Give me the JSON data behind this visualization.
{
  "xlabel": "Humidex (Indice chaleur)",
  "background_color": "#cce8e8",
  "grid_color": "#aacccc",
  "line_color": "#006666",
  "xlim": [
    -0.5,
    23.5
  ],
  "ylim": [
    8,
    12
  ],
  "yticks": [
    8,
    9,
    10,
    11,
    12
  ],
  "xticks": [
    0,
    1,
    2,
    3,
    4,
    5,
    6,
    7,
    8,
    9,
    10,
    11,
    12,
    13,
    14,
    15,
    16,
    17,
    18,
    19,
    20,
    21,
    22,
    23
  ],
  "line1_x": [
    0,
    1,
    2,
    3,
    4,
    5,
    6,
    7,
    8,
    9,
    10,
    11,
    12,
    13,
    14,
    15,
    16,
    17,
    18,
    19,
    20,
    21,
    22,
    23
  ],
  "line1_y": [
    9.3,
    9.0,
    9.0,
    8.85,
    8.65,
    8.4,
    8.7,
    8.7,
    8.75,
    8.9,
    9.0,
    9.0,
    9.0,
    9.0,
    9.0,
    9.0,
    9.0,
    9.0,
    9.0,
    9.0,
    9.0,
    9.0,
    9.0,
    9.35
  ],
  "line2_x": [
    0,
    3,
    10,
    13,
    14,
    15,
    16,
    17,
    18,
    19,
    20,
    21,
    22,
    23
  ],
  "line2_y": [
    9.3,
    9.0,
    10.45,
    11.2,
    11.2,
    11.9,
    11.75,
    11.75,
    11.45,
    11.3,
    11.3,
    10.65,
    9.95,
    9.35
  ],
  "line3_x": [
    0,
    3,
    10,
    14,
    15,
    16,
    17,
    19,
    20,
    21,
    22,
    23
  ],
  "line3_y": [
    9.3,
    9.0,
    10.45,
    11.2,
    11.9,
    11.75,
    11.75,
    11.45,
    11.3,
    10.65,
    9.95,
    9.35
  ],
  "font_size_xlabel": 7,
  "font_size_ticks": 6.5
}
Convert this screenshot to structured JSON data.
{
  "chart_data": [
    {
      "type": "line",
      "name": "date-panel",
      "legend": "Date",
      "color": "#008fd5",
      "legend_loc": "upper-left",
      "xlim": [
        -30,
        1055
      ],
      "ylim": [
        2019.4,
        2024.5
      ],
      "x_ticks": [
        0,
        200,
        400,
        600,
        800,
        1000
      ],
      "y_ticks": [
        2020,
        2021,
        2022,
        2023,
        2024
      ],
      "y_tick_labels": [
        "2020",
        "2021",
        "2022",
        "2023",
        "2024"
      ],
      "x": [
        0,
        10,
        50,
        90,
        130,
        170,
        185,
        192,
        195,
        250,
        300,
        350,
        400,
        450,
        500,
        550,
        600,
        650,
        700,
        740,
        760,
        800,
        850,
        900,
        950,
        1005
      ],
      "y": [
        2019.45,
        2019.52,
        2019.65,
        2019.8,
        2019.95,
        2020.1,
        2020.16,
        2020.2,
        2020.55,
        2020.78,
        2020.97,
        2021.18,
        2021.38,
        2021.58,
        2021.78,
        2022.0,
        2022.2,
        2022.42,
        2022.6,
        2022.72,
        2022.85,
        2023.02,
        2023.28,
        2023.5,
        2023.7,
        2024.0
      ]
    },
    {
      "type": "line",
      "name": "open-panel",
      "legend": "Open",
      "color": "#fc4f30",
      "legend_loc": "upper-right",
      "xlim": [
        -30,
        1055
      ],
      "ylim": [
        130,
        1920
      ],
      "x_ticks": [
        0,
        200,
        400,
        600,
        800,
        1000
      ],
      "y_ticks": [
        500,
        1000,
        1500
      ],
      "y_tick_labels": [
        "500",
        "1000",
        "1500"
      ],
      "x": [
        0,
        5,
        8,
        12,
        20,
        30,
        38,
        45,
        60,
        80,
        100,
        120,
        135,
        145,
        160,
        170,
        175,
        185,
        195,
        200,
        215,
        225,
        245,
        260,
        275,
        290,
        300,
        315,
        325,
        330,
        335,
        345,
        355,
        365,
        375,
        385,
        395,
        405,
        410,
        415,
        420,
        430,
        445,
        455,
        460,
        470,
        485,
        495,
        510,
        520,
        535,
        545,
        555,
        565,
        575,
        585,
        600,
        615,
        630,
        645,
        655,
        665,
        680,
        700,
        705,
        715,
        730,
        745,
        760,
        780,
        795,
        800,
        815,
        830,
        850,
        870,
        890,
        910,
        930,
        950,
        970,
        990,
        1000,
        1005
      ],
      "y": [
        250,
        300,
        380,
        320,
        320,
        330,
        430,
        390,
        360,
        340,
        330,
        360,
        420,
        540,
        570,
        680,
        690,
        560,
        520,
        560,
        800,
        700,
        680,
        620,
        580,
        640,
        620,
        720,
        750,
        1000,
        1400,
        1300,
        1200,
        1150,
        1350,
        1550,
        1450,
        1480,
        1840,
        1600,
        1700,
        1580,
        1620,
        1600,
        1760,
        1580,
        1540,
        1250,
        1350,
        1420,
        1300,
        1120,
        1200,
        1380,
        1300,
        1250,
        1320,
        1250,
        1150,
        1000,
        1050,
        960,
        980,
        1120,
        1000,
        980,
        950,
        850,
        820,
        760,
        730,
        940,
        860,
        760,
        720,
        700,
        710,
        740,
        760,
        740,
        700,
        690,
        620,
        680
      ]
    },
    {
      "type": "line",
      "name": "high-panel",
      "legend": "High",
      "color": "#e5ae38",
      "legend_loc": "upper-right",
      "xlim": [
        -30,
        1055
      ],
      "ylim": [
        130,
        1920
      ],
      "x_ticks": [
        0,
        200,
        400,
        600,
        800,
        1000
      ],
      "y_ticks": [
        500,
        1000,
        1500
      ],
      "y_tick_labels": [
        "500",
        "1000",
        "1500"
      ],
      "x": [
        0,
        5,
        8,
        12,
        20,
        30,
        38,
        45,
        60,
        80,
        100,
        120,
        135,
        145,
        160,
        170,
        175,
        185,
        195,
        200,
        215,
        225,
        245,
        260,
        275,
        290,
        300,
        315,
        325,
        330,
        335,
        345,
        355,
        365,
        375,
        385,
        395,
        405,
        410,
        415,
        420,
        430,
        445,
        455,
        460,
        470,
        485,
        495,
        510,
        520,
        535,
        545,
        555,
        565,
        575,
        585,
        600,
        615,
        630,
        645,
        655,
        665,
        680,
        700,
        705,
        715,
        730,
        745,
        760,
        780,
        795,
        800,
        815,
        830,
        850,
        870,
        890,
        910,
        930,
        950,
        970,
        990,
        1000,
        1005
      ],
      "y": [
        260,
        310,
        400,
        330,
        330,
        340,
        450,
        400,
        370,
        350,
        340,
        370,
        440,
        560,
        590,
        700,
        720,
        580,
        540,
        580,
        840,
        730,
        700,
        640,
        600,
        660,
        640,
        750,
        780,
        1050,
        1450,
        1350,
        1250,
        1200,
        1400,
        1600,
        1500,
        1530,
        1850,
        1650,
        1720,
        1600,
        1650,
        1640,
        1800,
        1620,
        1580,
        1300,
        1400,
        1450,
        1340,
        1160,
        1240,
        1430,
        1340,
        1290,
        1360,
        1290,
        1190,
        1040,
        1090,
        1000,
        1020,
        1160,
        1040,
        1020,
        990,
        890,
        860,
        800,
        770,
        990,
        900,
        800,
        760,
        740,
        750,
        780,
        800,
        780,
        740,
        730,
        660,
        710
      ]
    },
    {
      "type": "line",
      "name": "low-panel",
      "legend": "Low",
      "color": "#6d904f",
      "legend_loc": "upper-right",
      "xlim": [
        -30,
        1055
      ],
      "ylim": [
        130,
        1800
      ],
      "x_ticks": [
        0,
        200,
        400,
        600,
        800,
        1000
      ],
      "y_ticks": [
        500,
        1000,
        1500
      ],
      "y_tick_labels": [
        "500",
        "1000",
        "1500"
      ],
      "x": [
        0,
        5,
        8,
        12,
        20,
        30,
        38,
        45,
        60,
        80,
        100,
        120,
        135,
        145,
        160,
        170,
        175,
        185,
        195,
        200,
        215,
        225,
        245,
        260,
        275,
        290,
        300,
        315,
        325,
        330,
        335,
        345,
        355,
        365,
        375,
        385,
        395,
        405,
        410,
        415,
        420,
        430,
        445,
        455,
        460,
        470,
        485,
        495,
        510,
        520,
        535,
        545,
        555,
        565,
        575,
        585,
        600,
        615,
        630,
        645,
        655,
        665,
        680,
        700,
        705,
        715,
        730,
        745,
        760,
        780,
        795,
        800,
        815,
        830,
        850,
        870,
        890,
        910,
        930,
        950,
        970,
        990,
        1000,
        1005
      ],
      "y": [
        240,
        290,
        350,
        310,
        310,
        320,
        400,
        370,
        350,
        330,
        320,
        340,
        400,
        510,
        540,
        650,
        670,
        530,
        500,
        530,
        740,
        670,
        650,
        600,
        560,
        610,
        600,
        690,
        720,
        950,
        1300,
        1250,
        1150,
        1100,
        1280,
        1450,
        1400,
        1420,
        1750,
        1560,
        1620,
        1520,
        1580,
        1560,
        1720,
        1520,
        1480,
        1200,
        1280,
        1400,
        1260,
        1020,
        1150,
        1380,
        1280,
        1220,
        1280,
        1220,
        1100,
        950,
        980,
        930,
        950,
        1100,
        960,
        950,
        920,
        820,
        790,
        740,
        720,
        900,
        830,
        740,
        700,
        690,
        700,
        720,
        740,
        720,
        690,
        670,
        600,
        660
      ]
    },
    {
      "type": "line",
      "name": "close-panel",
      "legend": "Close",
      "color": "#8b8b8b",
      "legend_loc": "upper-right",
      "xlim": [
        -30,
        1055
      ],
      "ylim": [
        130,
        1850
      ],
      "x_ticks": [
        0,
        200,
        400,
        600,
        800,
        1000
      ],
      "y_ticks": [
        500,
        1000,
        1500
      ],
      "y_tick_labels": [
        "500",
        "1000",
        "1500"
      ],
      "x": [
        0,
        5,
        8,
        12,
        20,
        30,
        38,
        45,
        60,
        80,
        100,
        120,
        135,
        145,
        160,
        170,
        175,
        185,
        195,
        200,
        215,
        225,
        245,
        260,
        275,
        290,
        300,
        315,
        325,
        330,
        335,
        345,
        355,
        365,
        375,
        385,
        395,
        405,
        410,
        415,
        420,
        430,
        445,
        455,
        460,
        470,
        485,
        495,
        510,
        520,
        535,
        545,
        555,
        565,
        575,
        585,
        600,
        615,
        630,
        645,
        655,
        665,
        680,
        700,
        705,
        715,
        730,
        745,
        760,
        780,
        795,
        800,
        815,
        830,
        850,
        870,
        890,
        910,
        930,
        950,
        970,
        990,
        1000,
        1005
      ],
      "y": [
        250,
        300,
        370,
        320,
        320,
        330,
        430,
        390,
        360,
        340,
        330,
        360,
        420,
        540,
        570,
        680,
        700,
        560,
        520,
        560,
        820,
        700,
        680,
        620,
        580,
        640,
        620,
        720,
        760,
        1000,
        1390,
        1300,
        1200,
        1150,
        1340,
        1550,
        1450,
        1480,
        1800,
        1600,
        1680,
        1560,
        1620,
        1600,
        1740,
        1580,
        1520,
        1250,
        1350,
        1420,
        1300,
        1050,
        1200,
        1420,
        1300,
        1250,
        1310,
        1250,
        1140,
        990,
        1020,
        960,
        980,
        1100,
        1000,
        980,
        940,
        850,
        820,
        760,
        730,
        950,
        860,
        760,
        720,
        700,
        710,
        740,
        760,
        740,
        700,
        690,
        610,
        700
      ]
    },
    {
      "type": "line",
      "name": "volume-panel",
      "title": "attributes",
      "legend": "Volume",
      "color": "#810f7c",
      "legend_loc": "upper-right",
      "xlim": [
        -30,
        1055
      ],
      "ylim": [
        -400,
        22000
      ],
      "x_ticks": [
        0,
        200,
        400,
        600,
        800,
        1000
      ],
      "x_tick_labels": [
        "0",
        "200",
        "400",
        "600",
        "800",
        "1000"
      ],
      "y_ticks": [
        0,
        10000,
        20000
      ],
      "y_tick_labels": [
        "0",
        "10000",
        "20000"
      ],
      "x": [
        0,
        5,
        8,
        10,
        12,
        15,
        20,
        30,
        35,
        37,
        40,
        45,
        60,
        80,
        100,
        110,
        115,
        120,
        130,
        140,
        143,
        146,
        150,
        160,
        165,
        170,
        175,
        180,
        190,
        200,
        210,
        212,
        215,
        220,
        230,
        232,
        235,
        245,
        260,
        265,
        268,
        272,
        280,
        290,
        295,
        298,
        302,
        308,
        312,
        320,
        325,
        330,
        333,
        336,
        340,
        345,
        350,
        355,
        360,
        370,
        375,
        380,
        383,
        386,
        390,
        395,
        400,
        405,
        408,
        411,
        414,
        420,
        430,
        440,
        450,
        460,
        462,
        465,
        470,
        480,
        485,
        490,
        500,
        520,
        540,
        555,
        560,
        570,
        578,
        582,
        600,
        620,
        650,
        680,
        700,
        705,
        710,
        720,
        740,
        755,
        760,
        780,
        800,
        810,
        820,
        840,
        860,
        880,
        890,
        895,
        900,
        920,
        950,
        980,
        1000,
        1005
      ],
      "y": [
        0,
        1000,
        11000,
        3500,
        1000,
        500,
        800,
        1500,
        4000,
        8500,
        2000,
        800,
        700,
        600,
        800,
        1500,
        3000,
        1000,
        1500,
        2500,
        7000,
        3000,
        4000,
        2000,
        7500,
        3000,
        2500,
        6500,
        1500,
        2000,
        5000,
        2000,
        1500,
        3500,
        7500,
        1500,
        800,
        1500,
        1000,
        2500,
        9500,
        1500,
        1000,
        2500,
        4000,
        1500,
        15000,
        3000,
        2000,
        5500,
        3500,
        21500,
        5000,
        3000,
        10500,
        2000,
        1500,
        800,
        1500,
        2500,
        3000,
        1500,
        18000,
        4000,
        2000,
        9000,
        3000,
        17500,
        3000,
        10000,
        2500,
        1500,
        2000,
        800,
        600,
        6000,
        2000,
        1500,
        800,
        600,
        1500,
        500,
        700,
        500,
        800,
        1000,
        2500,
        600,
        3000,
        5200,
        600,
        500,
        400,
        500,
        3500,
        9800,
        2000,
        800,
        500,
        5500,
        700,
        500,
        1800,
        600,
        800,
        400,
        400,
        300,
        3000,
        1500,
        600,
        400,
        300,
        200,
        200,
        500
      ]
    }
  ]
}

---*---

In the records above, find each line with the word "panel" and copy it.

RESPONSE TO THE EXERCISE:
      "name": "date-panel",
      "name": "open-panel",
      "name": "high-panel",
      "name": "low-panel",
      "name": "close-panel",
      "name": "volume-panel",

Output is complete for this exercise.